((

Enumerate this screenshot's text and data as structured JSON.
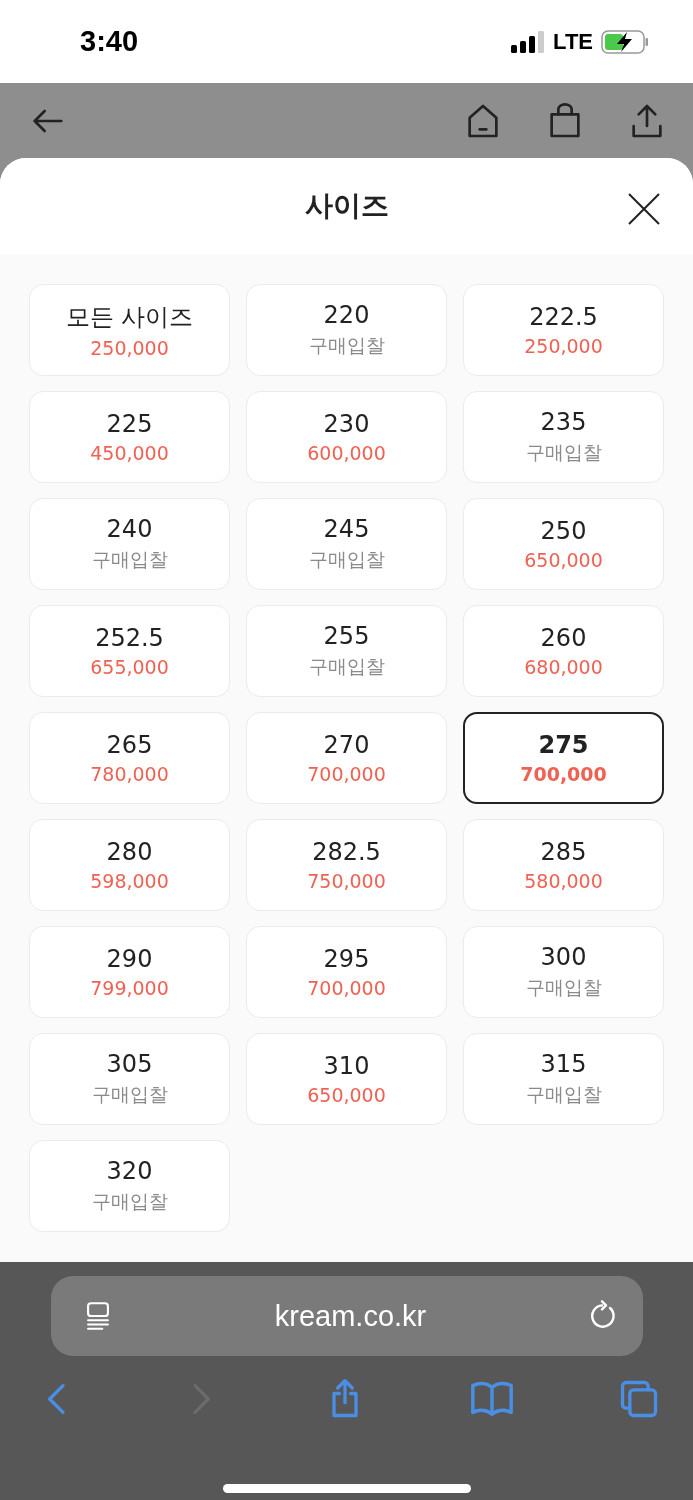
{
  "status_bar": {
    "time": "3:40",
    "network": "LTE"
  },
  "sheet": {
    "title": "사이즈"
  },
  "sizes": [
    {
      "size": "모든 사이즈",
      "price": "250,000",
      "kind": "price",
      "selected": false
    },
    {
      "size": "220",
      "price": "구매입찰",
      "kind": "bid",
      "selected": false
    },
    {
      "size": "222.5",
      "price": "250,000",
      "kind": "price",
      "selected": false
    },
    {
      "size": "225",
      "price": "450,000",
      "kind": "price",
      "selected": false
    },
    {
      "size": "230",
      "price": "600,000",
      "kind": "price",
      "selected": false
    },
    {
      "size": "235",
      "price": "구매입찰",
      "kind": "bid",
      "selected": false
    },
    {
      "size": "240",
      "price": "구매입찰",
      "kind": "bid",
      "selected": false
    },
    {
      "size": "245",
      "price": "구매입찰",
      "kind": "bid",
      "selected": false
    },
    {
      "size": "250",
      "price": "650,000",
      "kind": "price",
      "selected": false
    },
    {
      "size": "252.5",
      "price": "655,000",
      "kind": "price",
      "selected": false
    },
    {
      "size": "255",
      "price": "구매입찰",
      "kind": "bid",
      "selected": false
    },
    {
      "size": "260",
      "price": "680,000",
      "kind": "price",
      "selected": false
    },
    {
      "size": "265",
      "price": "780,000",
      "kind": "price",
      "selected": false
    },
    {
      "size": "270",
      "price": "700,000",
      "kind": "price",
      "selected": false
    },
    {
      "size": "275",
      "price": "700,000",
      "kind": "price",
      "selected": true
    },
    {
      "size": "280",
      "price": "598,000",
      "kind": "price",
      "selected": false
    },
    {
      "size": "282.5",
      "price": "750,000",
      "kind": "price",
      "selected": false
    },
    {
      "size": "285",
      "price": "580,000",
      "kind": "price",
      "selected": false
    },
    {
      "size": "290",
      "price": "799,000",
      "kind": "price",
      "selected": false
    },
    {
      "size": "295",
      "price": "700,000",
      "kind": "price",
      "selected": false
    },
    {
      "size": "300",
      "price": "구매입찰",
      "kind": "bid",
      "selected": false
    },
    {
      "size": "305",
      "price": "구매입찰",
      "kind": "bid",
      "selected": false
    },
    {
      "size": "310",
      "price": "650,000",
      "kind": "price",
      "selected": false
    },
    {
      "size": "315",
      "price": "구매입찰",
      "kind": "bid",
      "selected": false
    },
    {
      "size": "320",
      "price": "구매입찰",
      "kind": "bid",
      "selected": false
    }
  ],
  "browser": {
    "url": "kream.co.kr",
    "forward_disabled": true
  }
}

))

* **GIVEN TASK**
Return each line in the records that holds the string "true".

* **SOLUTION TO THIS EXERCISE**
      "selected": true
    "forward_disabled": true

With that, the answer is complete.